Cerebrospinal fluid extracellular vesicles and neurofilament light protein as biomarkers of central nervous system injury in HIV-infected patients on antiretroviral therapy.

Abstract

Objective:The relationship of cerebrospinal fluid (CSF) extracellular vesicles to neurocognitive impairment (NCI) in HIV-infected individuals is unclear. Here, we characterize CSF extracellular vesicles and their association with central nervous system (CNS) injury related biomarkers [neurofilament light (NFL), S100B, neopterin] and NCI in HIV-positive individuals on combination antiretroviral therapy (cART).Design:A cross-sectional and longitudinal study of CSF samples from HIV-positive individuals on cART.Methods:NFL, S100B and neopterin were measured by ELISA in 190 CSF samples from 112 individuals (67 HIV-positive and 45 HIV-negative). CSF extracellular vesicles were isolated and characterized by electron microscopy, nanoparticle tracking analysis, immunoblotting for exosome markers (CD9, CD63, CD81, FLOT-1) and ELISA for HLA-DR.Results:HIV-positive individuals had median age 52 years, 67% with suppressed plasma viral load (< 50 copies/ml), median CD4+ nadir 66 cells/μl and CD4+ cell count 313 cells/μl. CSF NFL, S100B and neopterin levels were higher in HIV-positive vs. HIV-negative individuals, and nonsuppressed vs. suppressed HIV-positive individuals. Although CSF NFL and S100B levels were higher in NCI vs. unimpaired HIV-positive individuals (P < 0.05), only NFL was associated with NCI in adjusted models (P < 0.05). CSF extracellular vesicles were increased in HIV-positive vs. HIV-negative individuals, and NCI vs. unimpaired HIV-positive individuals (P < 0.05), and correlated positively with NFL (P < 0.001). HLA-DR was enriched in CSF extracellular vesicles from HIV-positive individuals with NCI (P < 0.05), suggesting that myeloid cells are a potential source of CSF extracellular vesicles during HIV infection.Conclusion:Increased CSF extracellular vesicles correlate with neuronal injury biomarker NFL in cART-treated HIV-positive individuals with neurocognitive impairment, suggesting potential applications as novel biomarkers of CNS injury.

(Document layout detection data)
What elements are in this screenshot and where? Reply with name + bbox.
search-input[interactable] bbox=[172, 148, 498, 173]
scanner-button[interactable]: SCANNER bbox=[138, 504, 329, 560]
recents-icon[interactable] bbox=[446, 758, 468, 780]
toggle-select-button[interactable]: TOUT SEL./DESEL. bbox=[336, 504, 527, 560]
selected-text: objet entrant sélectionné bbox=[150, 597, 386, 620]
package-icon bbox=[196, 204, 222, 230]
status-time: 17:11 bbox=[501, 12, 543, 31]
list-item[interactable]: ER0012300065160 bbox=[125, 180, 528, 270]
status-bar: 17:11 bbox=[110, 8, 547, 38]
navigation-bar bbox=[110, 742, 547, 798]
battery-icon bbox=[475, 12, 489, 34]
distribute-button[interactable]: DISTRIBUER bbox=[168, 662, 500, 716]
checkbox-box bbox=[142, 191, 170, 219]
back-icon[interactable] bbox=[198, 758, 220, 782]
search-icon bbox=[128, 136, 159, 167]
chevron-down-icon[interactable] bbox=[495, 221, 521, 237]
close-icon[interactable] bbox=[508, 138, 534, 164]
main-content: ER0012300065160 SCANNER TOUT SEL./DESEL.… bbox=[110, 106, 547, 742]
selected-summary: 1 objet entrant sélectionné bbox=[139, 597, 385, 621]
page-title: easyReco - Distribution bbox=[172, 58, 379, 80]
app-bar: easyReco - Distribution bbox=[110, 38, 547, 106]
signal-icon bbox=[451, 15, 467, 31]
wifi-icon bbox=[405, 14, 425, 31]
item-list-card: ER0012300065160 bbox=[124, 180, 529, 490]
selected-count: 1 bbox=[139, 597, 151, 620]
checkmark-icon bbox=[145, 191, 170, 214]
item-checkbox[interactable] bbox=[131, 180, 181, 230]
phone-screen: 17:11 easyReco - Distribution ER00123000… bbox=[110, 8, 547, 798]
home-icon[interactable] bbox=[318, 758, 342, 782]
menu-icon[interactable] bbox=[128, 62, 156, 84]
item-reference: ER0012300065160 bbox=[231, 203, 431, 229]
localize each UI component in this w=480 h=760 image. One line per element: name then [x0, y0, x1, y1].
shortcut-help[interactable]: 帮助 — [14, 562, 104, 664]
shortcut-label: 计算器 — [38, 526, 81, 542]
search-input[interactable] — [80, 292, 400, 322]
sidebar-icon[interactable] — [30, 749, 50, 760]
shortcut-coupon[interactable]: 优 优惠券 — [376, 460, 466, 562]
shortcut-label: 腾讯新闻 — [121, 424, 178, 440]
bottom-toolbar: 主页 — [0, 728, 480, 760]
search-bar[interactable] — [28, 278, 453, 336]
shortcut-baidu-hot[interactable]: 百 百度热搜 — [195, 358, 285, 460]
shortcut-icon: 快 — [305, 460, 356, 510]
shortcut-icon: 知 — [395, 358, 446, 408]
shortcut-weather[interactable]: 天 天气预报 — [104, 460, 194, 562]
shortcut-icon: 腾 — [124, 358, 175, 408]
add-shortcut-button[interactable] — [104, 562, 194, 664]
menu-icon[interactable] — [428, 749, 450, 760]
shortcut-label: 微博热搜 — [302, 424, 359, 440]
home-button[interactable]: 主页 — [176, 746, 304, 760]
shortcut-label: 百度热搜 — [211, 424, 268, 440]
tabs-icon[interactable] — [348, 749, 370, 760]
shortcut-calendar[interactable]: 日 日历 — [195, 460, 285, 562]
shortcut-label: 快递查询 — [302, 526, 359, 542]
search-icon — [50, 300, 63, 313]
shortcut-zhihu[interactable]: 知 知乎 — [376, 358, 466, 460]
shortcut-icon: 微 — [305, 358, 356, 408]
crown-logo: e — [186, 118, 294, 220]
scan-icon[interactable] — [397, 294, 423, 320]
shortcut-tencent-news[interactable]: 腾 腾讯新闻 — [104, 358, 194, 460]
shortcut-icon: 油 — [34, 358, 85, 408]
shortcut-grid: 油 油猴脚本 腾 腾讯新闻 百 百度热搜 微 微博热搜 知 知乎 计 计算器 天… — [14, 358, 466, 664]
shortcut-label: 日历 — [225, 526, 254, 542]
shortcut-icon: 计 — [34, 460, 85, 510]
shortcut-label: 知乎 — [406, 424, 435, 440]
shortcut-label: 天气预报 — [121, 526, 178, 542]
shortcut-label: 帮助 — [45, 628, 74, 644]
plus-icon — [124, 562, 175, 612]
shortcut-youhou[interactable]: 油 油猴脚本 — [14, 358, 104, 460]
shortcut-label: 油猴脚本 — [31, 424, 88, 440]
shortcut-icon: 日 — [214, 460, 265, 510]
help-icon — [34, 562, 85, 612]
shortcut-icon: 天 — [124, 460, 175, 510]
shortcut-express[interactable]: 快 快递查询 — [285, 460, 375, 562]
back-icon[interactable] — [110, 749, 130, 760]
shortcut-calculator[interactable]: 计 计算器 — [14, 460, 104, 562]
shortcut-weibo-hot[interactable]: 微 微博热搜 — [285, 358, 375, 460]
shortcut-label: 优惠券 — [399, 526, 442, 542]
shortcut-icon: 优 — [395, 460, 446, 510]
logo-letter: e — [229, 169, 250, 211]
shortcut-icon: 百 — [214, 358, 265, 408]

What the exercise asks:
Reproduce the entire abstract on cerebrospinal fluid biomarkers in HIV-positive patients above, word for word.

Result below:
Cerebrospinal fluid extracellular vesicles and neurofilament light protein as biomarkers of central nervous system injury in HIV-infected patients on antiretroviral therapy.

Abstract

Objective:The relationship of cerebrospinal fluid (CSF) extracellular vesicles to neurocognitive impairment (NCI) in HIV-infected individuals is unclear. Here, we characterize CSF extracellular vesicles and their association with central nervous system (CNS) injury related biomarkers [neurofilament light (NFL), S100B, neopterin] and NCI in HIV-positive individuals on combination antiretroviral therapy (cART).Design:A cross-sectional and longitudinal study of CSF samples from HIV-positive individuals on cART.Methods:NFL, S100B and neopterin were measured by ELISA in 190 CSF samples from 112 individuals (67 HIV-positive and 45 HIV-negative). CSF extracellular vesicles were isolated and characterized by electron microscopy, nanoparticle tracking analysis, immunoblotting for exosome markers (CD9, CD63, CD81, FLOT-1) and ELISA for HLA-DR.Results:HIV-positive individuals had median age 52 years, 67% with suppressed plasma viral load (< 50 copies/ml), median CD4+ nadir 66 cells/μl and CD4+ cell count 313 cells/μl. CSF NFL, S100B and neopterin levels were higher in HIV-positive vs. HIV-negative individuals, and nonsuppressed vs. suppressed HIV-positive individuals. Although CSF NFL and S100B levels were higher in NCI vs. unimpaired HIV-positive individuals (P < 0.05), only NFL was associated with NCI in adjusted models (P < 0.05). CSF extracellular vesicles were increased in HIV-positive vs. HIV-negative individuals, and NCI vs. unimpaired HIV-positive individuals (P < 0.05), and correlated positively with NFL (P < 0.001). HLA-DR was enriched in CSF extracellular vesicles from HIV-positive individuals with NCI (P < 0.05), suggesting that myeloid cells are a potential source of CSF extracellular vesicles during HIV infection.Conclusion:Increased CSF extracellular vesicles correlate with neuronal injury biomarker NFL in cART-treated HIV-positive individuals with neurocognitive impairment, suggesting potential applications as novel biomarkers of CNS injury.